- _Exercise goal_: Write out the records unchanged, from the first line down to and including the line with "x-tick-label: Jun: [259, 356, 278, 370]".
# # # # #
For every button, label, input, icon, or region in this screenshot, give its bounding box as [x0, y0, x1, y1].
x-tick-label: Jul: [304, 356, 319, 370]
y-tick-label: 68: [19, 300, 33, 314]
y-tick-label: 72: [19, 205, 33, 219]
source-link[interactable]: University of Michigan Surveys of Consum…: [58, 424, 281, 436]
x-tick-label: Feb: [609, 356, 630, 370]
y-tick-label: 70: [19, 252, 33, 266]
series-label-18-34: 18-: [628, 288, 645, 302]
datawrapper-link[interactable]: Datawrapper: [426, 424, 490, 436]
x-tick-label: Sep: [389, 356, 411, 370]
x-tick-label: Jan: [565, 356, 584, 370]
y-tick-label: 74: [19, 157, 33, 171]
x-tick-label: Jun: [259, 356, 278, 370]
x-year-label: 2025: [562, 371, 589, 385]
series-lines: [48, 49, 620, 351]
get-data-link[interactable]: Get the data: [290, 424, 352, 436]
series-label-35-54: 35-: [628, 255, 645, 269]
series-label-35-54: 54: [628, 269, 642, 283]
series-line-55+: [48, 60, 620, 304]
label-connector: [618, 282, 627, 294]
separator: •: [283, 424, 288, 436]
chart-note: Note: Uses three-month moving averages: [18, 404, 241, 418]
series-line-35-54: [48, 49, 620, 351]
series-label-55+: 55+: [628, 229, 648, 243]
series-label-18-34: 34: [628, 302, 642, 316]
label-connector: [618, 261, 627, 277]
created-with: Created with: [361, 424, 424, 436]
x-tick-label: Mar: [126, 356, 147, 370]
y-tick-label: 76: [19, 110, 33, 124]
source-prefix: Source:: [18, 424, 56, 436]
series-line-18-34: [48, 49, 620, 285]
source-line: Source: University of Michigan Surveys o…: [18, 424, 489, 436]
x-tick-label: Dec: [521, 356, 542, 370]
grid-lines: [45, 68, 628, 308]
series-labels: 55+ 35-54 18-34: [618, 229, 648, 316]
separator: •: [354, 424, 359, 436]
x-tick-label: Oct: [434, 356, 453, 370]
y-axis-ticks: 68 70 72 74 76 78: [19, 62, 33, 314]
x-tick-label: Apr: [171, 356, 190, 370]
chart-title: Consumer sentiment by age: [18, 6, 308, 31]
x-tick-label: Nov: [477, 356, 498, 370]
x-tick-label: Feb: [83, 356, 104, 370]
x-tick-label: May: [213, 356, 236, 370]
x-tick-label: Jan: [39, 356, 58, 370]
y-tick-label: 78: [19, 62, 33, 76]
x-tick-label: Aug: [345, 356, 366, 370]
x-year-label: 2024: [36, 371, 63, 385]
# # # # #
- _Response_:
For every button, label, input, icon, or region in this screenshot, give its bounding box as [x0, y0, x1, y1].
x-tick-label: Jul: [304, 356, 319, 370]
y-tick-label: 68: [19, 300, 33, 314]
y-tick-label: 72: [19, 205, 33, 219]
source-link[interactable]: University of Michigan Surveys of Consum…: [58, 424, 281, 436]
x-tick-label: Feb: [609, 356, 630, 370]
y-tick-label: 70: [19, 252, 33, 266]
series-label-18-34: 18-: [628, 288, 645, 302]
datawrapper-link[interactable]: Datawrapper: [426, 424, 490, 436]
x-tick-label: Sep: [389, 356, 411, 370]
x-tick-label: Jan: [565, 356, 584, 370]
y-tick-label: 74: [19, 157, 33, 171]
x-tick-label: Jun: [259, 356, 278, 370]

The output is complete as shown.